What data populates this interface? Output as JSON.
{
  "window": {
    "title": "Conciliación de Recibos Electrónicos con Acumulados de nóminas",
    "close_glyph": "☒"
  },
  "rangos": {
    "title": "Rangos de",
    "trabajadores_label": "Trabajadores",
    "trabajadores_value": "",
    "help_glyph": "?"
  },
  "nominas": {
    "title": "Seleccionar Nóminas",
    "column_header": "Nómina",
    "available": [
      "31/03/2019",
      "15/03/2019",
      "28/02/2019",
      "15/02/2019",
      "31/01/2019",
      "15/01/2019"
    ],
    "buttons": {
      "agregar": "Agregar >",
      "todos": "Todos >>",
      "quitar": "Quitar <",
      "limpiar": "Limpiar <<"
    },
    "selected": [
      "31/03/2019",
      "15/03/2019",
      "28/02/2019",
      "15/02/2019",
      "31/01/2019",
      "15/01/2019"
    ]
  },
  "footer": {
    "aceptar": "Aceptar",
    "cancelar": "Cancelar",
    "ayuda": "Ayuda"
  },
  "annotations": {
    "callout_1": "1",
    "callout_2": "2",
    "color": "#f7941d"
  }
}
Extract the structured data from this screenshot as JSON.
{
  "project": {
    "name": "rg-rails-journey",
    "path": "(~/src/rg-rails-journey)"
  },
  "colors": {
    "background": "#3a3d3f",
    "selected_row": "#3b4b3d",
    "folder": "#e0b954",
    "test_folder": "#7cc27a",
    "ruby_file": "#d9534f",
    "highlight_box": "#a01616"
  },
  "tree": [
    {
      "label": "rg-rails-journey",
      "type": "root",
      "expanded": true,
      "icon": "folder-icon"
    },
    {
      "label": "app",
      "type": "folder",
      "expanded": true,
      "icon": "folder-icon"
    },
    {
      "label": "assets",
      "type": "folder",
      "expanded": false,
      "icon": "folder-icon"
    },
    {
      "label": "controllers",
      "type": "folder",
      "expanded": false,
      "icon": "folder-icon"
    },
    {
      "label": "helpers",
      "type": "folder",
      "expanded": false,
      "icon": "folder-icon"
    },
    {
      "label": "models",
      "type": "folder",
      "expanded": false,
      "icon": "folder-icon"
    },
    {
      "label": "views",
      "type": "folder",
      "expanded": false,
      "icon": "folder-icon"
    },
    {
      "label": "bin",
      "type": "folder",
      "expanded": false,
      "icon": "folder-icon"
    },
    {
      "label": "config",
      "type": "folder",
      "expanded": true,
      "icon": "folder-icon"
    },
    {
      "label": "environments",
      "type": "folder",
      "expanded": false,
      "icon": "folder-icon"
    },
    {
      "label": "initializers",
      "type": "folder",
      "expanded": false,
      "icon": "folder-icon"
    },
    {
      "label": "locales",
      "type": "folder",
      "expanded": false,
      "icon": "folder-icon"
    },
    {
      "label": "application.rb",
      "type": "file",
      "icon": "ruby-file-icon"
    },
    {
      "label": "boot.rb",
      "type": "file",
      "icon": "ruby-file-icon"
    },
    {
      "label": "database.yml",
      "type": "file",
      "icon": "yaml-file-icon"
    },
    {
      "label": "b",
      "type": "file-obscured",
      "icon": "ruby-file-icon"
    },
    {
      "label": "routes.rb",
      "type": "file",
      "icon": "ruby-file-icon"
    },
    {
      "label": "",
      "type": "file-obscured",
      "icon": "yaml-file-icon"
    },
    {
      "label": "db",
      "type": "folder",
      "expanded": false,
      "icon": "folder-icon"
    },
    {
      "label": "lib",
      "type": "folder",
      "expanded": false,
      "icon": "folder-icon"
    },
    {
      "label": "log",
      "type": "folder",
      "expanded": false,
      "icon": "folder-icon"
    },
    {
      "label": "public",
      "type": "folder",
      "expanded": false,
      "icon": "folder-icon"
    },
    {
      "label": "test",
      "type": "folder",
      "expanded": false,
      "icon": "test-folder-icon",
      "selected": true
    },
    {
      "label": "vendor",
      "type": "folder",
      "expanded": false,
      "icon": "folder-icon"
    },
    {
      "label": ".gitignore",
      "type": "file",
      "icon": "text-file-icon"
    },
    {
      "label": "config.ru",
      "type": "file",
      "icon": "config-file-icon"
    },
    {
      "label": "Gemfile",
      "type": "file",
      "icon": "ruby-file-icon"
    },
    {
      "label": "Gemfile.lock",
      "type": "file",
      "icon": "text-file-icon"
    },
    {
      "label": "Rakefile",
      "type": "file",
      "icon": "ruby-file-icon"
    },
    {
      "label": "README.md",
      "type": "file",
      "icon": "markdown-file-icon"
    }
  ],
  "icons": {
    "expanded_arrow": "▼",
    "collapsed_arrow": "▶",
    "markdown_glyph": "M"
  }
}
::::
_Description of the task_. Write out the data again, exactly and in full.

_Answer to the task_.
What data populates this interface? Output as JSON.
{
  "window": {
    "title": "Conciliación de Recibos Electrónicos con Acumulados de nóminas",
    "close_glyph": "☒"
  },
  "rangos": {
    "title": "Rangos de",
    "trabajadores_label": "Trabajadores",
    "trabajadores_value": "",
    "help_glyph": "?"
  },
  "nominas": {
    "title": "Seleccionar Nóminas",
    "column_header": "Nómina",
    "available": [
      "31/03/2019",
      "15/03/2019",
      "28/02/2019",
      "15/02/2019",
      "31/01/2019",
      "15/01/2019"
    ],
    "buttons": {
      "agregar": "Agregar >",
      "todos": "Todos >>",
      "quitar": "Quitar <",
      "limpiar": "Limpiar <<"
    },
    "selected": [
      "31/03/2019",
      "15/03/2019",
      "28/02/2019",
      "15/02/2019",
      "31/01/2019",
      "15/01/2019"
    ]
  },
  "footer": {
    "aceptar": "Aceptar",
    "cancelar": "Cancelar",
    "ayuda": "Ayuda"
  },
  "annotations": {
    "callout_1": "1",
    "callout_2": "2",
    "color": "#f7941d"
  }
}
Extract the structured data from this screenshot as JSON.
{
  "project": {
    "name": "rg-rails-journey",
    "path": "(~/src/rg-rails-journey)"
  },
  "colors": {
    "background": "#3a3d3f",
    "selected_row": "#3b4b3d",
    "folder": "#e0b954",
    "test_folder": "#7cc27a",
    "ruby_file": "#d9534f",
    "highlight_box": "#a01616"
  },
  "tree": [
    {
      "label": "rg-rails-journey",
      "type": "root",
      "expanded": true,
      "icon": "folder-icon"
    },
    {
      "label": "app",
      "type": "folder",
      "expanded": true,
      "icon": "folder-icon"
    },
    {
      "label": "assets",
      "type": "folder",
      "expanded": false,
      "icon": "folder-icon"
    },
    {
      "label": "controllers",
      "type": "folder",
      "expanded": false,
      "icon": "folder-icon"
    },
    {
      "label": "helpers",
      "type": "folder",
      "expanded": false,
      "icon": "folder-icon"
    },
    {
      "label": "models",
      "type": "folder",
      "expanded": false,
      "icon": "folder-icon"
    },
    {
      "label": "views",
      "type": "folder",
      "expanded": false,
      "icon": "folder-icon"
    },
    {
      "label": "bin",
      "type": "folder",
      "expanded": false,
      "icon": "folder-icon"
    },
    {
      "label": "config",
      "type": "folder",
      "expanded": true,
      "icon": "folder-icon"
    },
    {
      "label": "environments",
      "type": "folder",
      "expanded": false,
      "icon": "folder-icon"
    },
    {
      "label": "initializers",
      "type": "folder",
      "expanded": false,
      "icon": "folder-icon"
    },
    {
      "label": "locales",
      "type": "folder",
      "expanded": false,
      "icon": "folder-icon"
    },
    {
      "label": "application.rb",
      "type": "file",
      "icon": "ruby-file-icon"
    },
    {
      "label": "boot.rb",
      "type": "file",
      "icon": "ruby-file-icon"
    },
    {
      "label": "database.yml",
      "type": "file",
      "icon": "yaml-file-icon"
    },
    {
      "label": "b",
      "type": "file-obscured",
      "icon": "ruby-file-icon"
    },
    {
      "label": "routes.rb",
      "type": "file",
      "icon": "ruby-file-icon"
    },
    {
      "label": "",
      "type": "file-obscured",
      "icon": "yaml-file-icon"
    },
    {
      "label": "db",
      "type": "folder",
      "expanded": false,
      "icon": "folder-icon"
    },
    {
      "label": "lib",
      "type": "folder",
      "expanded": false,
      "icon": "folder-icon"
    },
    {
      "label": "log",
      "type": "folder",
      "expanded": false,
      "icon": "folder-icon"
    },
    {
      "label": "public",
      "type": "folder",
      "expanded": false,
      "icon": "folder-icon"
    },
    {
      "label": "test",
      "type": "folder",
      "expanded": false,
      "icon": "test-folder-icon",
      "selected": true
    },
    {
      "label": "vendor",
      "type": "folder",
      "expanded": false,
      "icon": "folder-icon"
    },
    {
      "label": ".gitignore",
      "type": "file",
      "icon": "text-file-icon"
    },
    {
      "label": "config.ru",
      "type": "file",
      "icon": "config-file-icon"
    },
    {
      "label": "Gemfile",
      "type": "file",
      "icon": "ruby-file-icon"
    },
    {
      "label": "Gemfile.lock",
      "type": "file",
      "icon": "text-file-icon"
    },
    {
      "label": "Rakefile",
      "type": "file",
      "icon": "ruby-file-icon"
    },
    {
      "label": "README.md",
      "type": "file",
      "icon": "markdown-file-icon"
    }
  ],
  "icons": {
    "expanded_arrow": "▼",
    "collapsed_arrow": "▶",
    "markdown_glyph": "M"
  }
}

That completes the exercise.